[Directive] Could you print every record below exactly as it appears?

* * * *

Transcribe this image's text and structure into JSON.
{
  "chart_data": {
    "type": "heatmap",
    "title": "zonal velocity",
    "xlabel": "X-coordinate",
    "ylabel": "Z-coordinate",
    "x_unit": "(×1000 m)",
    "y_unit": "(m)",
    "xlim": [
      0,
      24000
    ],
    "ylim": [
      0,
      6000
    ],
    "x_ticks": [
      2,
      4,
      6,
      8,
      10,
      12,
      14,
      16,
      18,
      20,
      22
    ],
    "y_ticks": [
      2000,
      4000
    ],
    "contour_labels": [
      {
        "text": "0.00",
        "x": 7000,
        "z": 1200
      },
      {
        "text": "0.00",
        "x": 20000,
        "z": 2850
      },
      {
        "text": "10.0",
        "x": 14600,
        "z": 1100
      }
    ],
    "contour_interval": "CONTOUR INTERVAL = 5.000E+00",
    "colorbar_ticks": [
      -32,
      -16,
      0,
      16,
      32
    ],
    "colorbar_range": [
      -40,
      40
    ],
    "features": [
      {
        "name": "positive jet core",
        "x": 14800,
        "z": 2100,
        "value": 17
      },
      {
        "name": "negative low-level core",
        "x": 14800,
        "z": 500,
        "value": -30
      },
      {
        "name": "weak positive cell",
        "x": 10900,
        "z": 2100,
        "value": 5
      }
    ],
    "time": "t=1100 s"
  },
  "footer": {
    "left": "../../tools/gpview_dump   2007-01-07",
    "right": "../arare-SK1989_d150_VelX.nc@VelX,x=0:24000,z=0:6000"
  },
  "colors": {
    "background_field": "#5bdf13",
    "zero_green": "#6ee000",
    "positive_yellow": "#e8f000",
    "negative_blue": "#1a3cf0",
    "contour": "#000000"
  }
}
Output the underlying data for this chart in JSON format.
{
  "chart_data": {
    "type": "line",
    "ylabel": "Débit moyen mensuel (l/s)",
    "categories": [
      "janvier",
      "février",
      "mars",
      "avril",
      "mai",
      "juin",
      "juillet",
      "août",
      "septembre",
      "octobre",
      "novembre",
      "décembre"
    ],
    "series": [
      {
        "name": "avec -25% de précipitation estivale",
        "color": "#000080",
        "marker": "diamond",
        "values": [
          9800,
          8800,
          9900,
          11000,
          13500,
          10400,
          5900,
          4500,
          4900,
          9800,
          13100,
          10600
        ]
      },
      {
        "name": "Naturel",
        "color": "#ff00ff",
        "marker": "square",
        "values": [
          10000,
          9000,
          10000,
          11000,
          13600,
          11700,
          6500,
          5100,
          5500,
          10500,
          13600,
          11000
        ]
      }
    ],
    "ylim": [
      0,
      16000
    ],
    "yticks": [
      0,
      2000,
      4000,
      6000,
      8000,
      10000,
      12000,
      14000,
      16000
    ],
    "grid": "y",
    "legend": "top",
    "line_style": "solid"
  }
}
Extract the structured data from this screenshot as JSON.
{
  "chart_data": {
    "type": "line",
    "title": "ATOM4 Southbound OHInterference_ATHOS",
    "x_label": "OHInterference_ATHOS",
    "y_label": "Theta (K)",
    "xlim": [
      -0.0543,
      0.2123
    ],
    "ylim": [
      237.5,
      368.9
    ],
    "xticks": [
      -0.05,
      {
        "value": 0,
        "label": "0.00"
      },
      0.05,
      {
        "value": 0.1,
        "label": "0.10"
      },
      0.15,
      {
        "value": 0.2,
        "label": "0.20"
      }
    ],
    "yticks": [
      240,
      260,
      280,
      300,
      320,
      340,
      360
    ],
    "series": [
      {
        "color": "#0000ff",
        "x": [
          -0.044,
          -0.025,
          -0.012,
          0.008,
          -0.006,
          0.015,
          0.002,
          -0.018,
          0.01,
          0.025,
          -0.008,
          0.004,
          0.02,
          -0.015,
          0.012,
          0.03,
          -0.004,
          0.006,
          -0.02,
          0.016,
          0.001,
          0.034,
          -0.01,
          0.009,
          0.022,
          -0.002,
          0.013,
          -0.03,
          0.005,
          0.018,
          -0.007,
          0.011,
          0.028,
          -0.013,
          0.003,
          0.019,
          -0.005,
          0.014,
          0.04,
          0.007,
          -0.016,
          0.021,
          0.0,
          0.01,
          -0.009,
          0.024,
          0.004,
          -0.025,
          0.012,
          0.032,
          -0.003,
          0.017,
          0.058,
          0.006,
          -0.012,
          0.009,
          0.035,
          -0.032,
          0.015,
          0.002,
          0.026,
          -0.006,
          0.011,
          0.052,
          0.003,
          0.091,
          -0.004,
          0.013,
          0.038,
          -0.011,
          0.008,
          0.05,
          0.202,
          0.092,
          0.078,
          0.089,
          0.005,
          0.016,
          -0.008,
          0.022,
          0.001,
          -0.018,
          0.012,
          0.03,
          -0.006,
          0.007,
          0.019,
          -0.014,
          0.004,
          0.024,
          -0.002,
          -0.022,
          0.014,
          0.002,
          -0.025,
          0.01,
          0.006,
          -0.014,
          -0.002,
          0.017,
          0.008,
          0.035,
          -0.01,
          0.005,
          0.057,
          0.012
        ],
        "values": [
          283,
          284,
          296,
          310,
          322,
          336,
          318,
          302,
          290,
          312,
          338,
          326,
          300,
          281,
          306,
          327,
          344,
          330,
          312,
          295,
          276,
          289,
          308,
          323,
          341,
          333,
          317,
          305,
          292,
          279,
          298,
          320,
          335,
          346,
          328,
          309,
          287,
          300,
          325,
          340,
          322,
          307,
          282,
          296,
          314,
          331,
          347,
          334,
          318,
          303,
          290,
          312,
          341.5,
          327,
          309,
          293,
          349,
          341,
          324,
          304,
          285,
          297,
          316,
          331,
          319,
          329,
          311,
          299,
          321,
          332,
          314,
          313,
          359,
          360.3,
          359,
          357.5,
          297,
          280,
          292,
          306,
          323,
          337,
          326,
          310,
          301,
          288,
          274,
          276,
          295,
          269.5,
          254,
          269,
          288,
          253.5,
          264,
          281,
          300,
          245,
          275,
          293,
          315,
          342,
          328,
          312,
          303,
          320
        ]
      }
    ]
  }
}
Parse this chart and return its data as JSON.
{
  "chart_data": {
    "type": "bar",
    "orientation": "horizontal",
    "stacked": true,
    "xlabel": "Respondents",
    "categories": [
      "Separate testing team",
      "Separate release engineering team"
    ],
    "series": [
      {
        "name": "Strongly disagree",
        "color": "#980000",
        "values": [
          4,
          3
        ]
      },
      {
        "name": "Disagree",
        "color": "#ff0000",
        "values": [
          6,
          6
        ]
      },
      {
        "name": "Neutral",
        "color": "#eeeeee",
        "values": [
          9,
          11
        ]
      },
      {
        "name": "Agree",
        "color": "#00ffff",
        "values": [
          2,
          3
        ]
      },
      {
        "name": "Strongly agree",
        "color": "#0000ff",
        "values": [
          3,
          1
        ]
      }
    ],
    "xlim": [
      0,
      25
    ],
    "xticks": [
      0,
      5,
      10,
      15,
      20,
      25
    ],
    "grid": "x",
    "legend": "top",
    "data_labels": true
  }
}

* * * *

[Result of the task]
Transcribe this image's text and structure into JSON.
{
  "chart_data": {
    "type": "heatmap",
    "title": "zonal velocity",
    "xlabel": "X-coordinate",
    "ylabel": "Z-coordinate",
    "x_unit": "(×1000 m)",
    "y_unit": "(m)",
    "xlim": [
      0,
      24000
    ],
    "ylim": [
      0,
      6000
    ],
    "x_ticks": [
      2,
      4,
      6,
      8,
      10,
      12,
      14,
      16,
      18,
      20,
      22
    ],
    "y_ticks": [
      2000,
      4000
    ],
    "contour_labels": [
      {
        "text": "0.00",
        "x": 7000,
        "z": 1200
      },
      {
        "text": "0.00",
        "x": 20000,
        "z": 2850
      },
      {
        "text": "10.0",
        "x": 14600,
        "z": 1100
      }
    ],
    "contour_interval": "CONTOUR INTERVAL = 5.000E+00",
    "colorbar_ticks": [
      -32,
      -16,
      0,
      16,
      32
    ],
    "colorbar_range": [
      -40,
      40
    ],
    "features": [
      {
        "name": "positive jet core",
        "x": 14800,
        "z": 2100,
        "value": 17
      },
      {
        "name": "negative low-level core",
        "x": 14800,
        "z": 500,
        "value": -30
      },
      {
        "name": "weak positive cell",
        "x": 10900,
        "z": 2100,
        "value": 5
      }
    ],
    "time": "t=1100 s"
  },
  "footer": {
    "left": "../../tools/gpview_dump   2007-01-07",
    "right": "../arare-SK1989_d150_VelX.nc@VelX,x=0:24000,z=0:6000"
  },
  "colors": {
    "background_field": "#5bdf13",
    "zero_green": "#6ee000",
    "positive_yellow": "#e8f000",
    "negative_blue": "#1a3cf0",
    "contour": "#000000"
  }
}
Output the underlying data for this chart in JSON format.
{
  "chart_data": {
    "type": "line",
    "ylabel": "Débit moyen mensuel (l/s)",
    "categories": [
      "janvier",
      "février",
      "mars",
      "avril",
      "mai",
      "juin",
      "juillet",
      "août",
      "septembre",
      "octobre",
      "novembre",
      "décembre"
    ],
    "series": [
      {
        "name": "avec -25% de précipitation estivale",
        "color": "#000080",
        "marker": "diamond",
        "values": [
          9800,
          8800,
          9900,
          11000,
          13500,
          10400,
          5900,
          4500,
          4900,
          9800,
          13100,
          10600
        ]
      },
      {
        "name": "Naturel",
        "color": "#ff00ff",
        "marker": "square",
        "values": [
          10000,
          9000,
          10000,
          11000,
          13600,
          11700,
          6500,
          5100,
          5500,
          10500,
          13600,
          11000
        ]
      }
    ],
    "ylim": [
      0,
      16000
    ],
    "yticks": [
      0,
      2000,
      4000,
      6000,
      8000,
      10000,
      12000,
      14000,
      16000
    ],
    "grid": "y",
    "legend": "top",
    "line_style": "solid"
  }
}
Extract the structured data from this screenshot as JSON.
{
  "chart_data": {
    "type": "line",
    "title": "ATOM4 Southbound OHInterference_ATHOS",
    "x_label": "OHInterference_ATHOS",
    "y_label": "Theta (K)",
    "xlim": [
      -0.0543,
      0.2123
    ],
    "ylim": [
      237.5,
      368.9
    ],
    "xticks": [
      -0.05,
      {
        "value": 0,
        "label": "0.00"
      },
      0.05,
      {
        "value": 0.1,
        "label": "0.10"
      },
      0.15,
      {
        "value": 0.2,
        "label": "0.20"
      }
    ],
    "yticks": [
      240,
      260,
      280,
      300,
      320,
      340,
      360
    ],
    "series": [
      {
        "color": "#0000ff",
        "x": [
          -0.044,
          -0.025,
          -0.012,
          0.008,
          -0.006,
          0.015,
          0.002,
          -0.018,
          0.01,
          0.025,
          -0.008,
          0.004,
          0.02,
          -0.015,
          0.012,
          0.03,
          -0.004,
          0.006,
          -0.02,
          0.016,
          0.001,
          0.034,
          -0.01,
          0.009,
          0.022,
          -0.002,
          0.013,
          -0.03,
          0.005,
          0.018,
          -0.007,
          0.011,
          0.028,
          -0.013,
          0.003,
          0.019,
          -0.005,
          0.014,
          0.04,
          0.007,
          -0.016,
          0.021,
          0.0,
          0.01,
          -0.009,
          0.024,
          0.004,
          -0.025,
          0.012,
          0.032,
          -0.003,
          0.017,
          0.058,
          0.006,
          -0.012,
          0.009,
          0.035,
          -0.032,
          0.015,
          0.002,
          0.026,
          -0.006,
          0.011,
          0.052,
          0.003,
          0.091,
          -0.004,
          0.013,
          0.038,
          -0.011,
          0.008,
          0.05,
          0.202,
          0.092,
          0.078,
          0.089,
          0.005,
          0.016,
          -0.008,
          0.022,
          0.001,
          -0.018,
          0.012,
          0.03,
          -0.006,
          0.007,
          0.019,
          -0.014,
          0.004,
          0.024,
          -0.002,
          -0.022,
          0.014,
          0.002,
          -0.025,
          0.01,
          0.006,
          -0.014,
          -0.002,
          0.017,
          0.008,
          0.035,
          -0.01,
          0.005,
          0.057,
          0.012
        ],
        "values": [
          283,
          284,
          296,
          310,
          322,
          336,
          318,
          302,
          290,
          312,
          338,
          326,
          300,
          281,
          306,
          327,
          344,
          330,
          312,
          295,
          276,
          289,
          308,
          323,
          341,
          333,
          317,
          305,
          292,
          279,
          298,
          320,
          335,
          346,
          328,
          309,
          287,
          300,
          325,
          340,
          322,
          307,
          282,
          296,
          314,
          331,
          347,
          334,
          318,
          303,
          290,
          312,
          341.5,
          327,
          309,
          293,
          349,
          341,
          324,
          304,
          285,
          297,
          316,
          331,
          319,
          329,
          311,
          299,
          321,
          332,
          314,
          313,
          359,
          360.3,
          359,
          357.5,
          297,
          280,
          292,
          306,
          323,
          337,
          326,
          310,
          301,
          288,
          274,
          276,
          295,
          269.5,
          254,
          269,
          288,
          253.5,
          264,
          281,
          300,
          245,
          275,
          293,
          315,
          342,
          328,
          312,
          303,
          320
        ]
      }
    ]
  }
}
Parse this chart and return its data as JSON.
{
  "chart_data": {
    "type": "bar",
    "orientation": "horizontal",
    "stacked": true,
    "xlabel": "Respondents",
    "categories": [
      "Separate testing team",
      "Separate release engineering team"
    ],
    "series": [
      {
        "name": "Strongly disagree",
        "color": "#980000",
        "values": [
          4,
          3
        ]
      },
      {
        "name": "Disagree",
        "color": "#ff0000",
        "values": [
          6,
          6
        ]
      },
      {
        "name": "Neutral",
        "color": "#eeeeee",
        "values": [
          9,
          11
        ]
      },
      {
        "name": "Agree",
        "color": "#00ffff",
        "values": [
          2,
          3
        ]
      },
      {
        "name": "Strongly agree",
        "color": "#0000ff",
        "values": [
          3,
          1
        ]
      }
    ],
    "xlim": [
      0,
      25
    ],
    "xticks": [
      0,
      5,
      10,
      15,
      20,
      25
    ],
    "grid": "x",
    "legend": "top",
    "data_labels": true
  }
}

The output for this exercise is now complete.